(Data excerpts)
══════
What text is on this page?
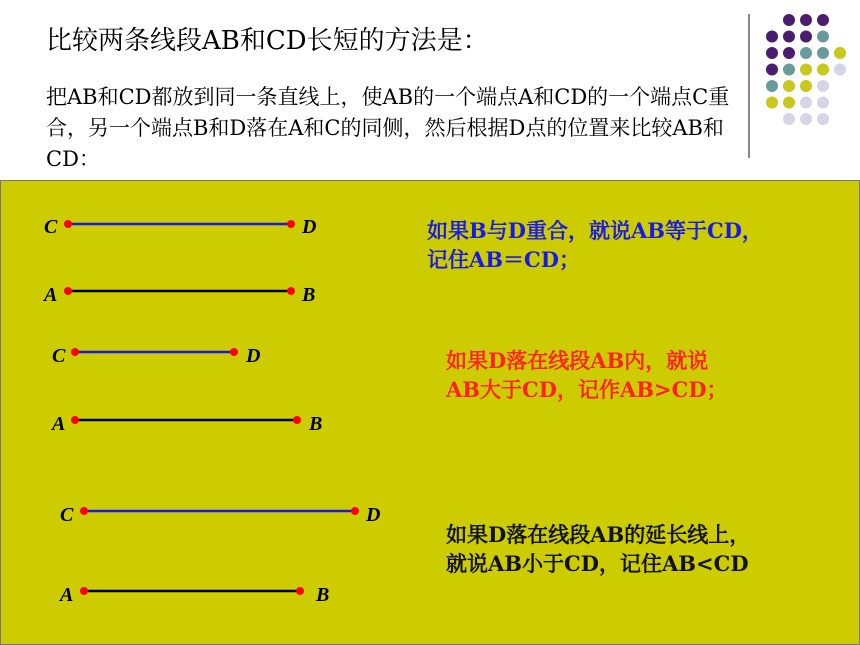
比较两条线段AB和CD长短的方法是：
把AB和CD都放到同一条直线上，使AB的一个端点A和CD的一个端点C重合，另一个端点B和D落在A和C的同侧，然后根据D点的位置来比较AB和CD：
C	D
A	B
C	D
A	B
C	D
A	B
如果B与D重合，就说AB等于CD，
记住AB＝CD；
如果D落在线段AB内，就说
AB大于CD，记作AB>CD；
如果D落在线段AB的延长线上，
就说AB小于CD，记住AB<CD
══════
**WORK TO BE COMPLETED**
Copy each line above precisely, dropping the pictures.

**EXPECTED ANSWER**
What text is on this page?
比较两条线段AB和CD长短的方法是：
把AB和CD都放到同一条直线上，使AB的一个端点A和CD的一个端点C重合，另一个端点B和D落在A和C的同侧，然后根据D点的位置来比较AB和CD：
C	D
A	B
C	D
A	B
C	D
A	B
如果B与D重合，就说AB等于CD，
记住AB＝CD；
如果D落在线段AB内，就说
AB大于CD，记作AB>CD；
如果D落在线段AB的延长线上，
就说AB小于CD，记住AB<CD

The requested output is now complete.